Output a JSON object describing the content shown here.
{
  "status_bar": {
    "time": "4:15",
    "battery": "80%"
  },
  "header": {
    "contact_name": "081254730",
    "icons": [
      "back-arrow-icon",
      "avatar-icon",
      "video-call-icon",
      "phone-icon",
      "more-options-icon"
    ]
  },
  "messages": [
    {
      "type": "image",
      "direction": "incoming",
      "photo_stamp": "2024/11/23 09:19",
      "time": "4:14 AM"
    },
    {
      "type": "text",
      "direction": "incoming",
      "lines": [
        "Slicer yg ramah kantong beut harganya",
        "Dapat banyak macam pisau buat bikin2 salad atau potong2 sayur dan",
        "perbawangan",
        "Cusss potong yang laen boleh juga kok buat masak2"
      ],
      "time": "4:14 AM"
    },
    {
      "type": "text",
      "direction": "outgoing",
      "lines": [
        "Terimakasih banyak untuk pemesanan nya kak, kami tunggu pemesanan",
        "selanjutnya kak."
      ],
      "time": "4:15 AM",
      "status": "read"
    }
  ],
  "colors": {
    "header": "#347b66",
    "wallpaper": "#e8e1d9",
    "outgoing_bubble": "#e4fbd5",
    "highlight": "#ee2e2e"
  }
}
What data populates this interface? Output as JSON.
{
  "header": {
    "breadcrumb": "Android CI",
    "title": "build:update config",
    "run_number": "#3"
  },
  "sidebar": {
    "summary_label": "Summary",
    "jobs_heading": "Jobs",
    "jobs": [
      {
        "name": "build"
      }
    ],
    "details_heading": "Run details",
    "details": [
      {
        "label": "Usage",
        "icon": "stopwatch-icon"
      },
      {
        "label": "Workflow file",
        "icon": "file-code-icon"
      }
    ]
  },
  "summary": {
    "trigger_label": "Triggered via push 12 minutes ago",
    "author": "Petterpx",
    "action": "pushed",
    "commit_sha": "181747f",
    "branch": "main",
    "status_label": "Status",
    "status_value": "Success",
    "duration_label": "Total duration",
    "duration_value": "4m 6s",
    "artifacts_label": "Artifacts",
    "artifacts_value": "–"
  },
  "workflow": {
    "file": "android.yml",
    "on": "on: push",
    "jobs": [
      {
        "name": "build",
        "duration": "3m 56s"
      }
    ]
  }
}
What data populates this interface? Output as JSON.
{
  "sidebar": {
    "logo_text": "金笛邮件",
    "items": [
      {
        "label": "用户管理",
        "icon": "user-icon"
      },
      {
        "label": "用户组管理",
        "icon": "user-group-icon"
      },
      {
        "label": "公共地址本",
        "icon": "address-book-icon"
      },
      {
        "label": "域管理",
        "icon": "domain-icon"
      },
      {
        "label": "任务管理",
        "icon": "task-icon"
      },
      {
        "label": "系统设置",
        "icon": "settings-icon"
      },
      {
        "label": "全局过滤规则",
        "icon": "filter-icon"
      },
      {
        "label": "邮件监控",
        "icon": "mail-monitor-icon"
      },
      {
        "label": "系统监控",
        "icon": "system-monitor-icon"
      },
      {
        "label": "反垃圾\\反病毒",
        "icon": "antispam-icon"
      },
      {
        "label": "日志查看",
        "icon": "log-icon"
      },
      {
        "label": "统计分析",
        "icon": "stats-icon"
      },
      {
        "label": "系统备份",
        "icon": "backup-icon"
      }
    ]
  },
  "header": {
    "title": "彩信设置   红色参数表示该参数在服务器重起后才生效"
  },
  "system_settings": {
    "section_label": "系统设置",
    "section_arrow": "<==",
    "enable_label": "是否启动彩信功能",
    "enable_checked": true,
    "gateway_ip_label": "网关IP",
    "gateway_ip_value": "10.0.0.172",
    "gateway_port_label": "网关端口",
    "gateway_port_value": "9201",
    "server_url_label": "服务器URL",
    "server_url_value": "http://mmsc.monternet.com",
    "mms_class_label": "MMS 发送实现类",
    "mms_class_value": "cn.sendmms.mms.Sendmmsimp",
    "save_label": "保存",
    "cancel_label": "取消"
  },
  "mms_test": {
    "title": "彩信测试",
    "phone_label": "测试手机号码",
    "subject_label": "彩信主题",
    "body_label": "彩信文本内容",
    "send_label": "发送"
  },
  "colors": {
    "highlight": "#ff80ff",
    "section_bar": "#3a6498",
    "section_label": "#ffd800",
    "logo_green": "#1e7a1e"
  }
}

------------------------------------------------

Repeat all of the records above exactly as written.

- Exercise result
Output a JSON object describing the content shown here.
{
  "status_bar": {
    "time": "4:15",
    "battery": "80%"
  },
  "header": {
    "contact_name": "081254730",
    "icons": [
      "back-arrow-icon",
      "avatar-icon",
      "video-call-icon",
      "phone-icon",
      "more-options-icon"
    ]
  },
  "messages": [
    {
      "type": "image",
      "direction": "incoming",
      "photo_stamp": "2024/11/23 09:19",
      "time": "4:14 AM"
    },
    {
      "type": "text",
      "direction": "incoming",
      "lines": [
        "Slicer yg ramah kantong beut harganya",
        "Dapat banyak macam pisau buat bikin2 salad atau potong2 sayur dan",
        "perbawangan",
        "Cusss potong yang laen boleh juga kok buat masak2"
      ],
      "time": "4:14 AM"
    },
    {
      "type": "text",
      "direction": "outgoing",
      "lines": [
        "Terimakasih banyak untuk pemesanan nya kak, kami tunggu pemesanan",
        "selanjutnya kak."
      ],
      "time": "4:15 AM",
      "status": "read"
    }
  ],
  "colors": {
    "header": "#347b66",
    "wallpaper": "#e8e1d9",
    "outgoing_bubble": "#e4fbd5",
    "highlight": "#ee2e2e"
  }
}
What data populates this interface? Output as JSON.
{
  "header": {
    "breadcrumb": "Android CI",
    "title": "build:update config",
    "run_number": "#3"
  },
  "sidebar": {
    "summary_label": "Summary",
    "jobs_heading": "Jobs",
    "jobs": [
      {
        "name": "build"
      }
    ],
    "details_heading": "Run details",
    "details": [
      {
        "label": "Usage",
        "icon": "stopwatch-icon"
      },
      {
        "label": "Workflow file",
        "icon": "file-code-icon"
      }
    ]
  },
  "summary": {
    "trigger_label": "Triggered via push 12 minutes ago",
    "author": "Petterpx",
    "action": "pushed",
    "commit_sha": "181747f",
    "branch": "main",
    "status_label": "Status",
    "status_value": "Success",
    "duration_label": "Total duration",
    "duration_value": "4m 6s",
    "artifacts_label": "Artifacts",
    "artifacts_value": "–"
  },
  "workflow": {
    "file": "android.yml",
    "on": "on: push",
    "jobs": [
      {
        "name": "build",
        "duration": "3m 56s"
      }
    ]
  }
}
What data populates this interface? Output as JSON.
{
  "sidebar": {
    "logo_text": "金笛邮件",
    "items": [
      {
        "label": "用户管理",
        "icon": "user-icon"
      },
      {
        "label": "用户组管理",
        "icon": "user-group-icon"
      },
      {
        "label": "公共地址本",
        "icon": "address-book-icon"
      },
      {
        "label": "域管理",
        "icon": "domain-icon"
      },
      {
        "label": "任务管理",
        "icon": "task-icon"
      },
      {
        "label": "系统设置",
        "icon": "settings-icon"
      },
      {
        "label": "全局过滤规则",
        "icon": "filter-icon"
      },
      {
        "label": "邮件监控",
        "icon": "mail-monitor-icon"
      },
      {
        "label": "系统监控",
        "icon": "system-monitor-icon"
      },
      {
        "label": "反垃圾\\反病毒",
        "icon": "antispam-icon"
      },
      {
        "label": "日志查看",
        "icon": "log-icon"
      },
      {
        "label": "统计分析",
        "icon": "stats-icon"
      },
      {
        "label": "系统备份",
        "icon": "backup-icon"
      }
    ]
  },
  "header": {
    "title": "彩信设置   红色参数表示该参数在服务器重起后才生效"
  },
  "system_settings": {
    "section_label": "系统设置",
    "section_arrow": "<==",
    "enable_label": "是否启动彩信功能",
    "enable_checked": true,
    "gateway_ip_label": "网关IP",
    "gateway_ip_value": "10.0.0.172",
    "gateway_port_label": "网关端口",
    "gateway_port_value": "9201",
    "server_url_label": "服务器URL",
    "server_url_value": "http://mmsc.monternet.com",
    "mms_class_label": "MMS 发送实现类",
    "mms_class_value": "cn.sendmms.mms.Sendmmsimp",
    "save_label": "保存",
    "cancel_label": "取消"
  },
  "mms_test": {
    "title": "彩信测试",
    "phone_label": "测试手机号码",
    "subject_label": "彩信主题",
    "body_label": "彩信文本内容",
    "send_label": "发送"
  },
  "colors": {
    "highlight": "#ff80ff",
    "section_bar": "#3a6498",
    "section_label": "#ffd800",
    "logo_green": "#1e7a1e"
  }
}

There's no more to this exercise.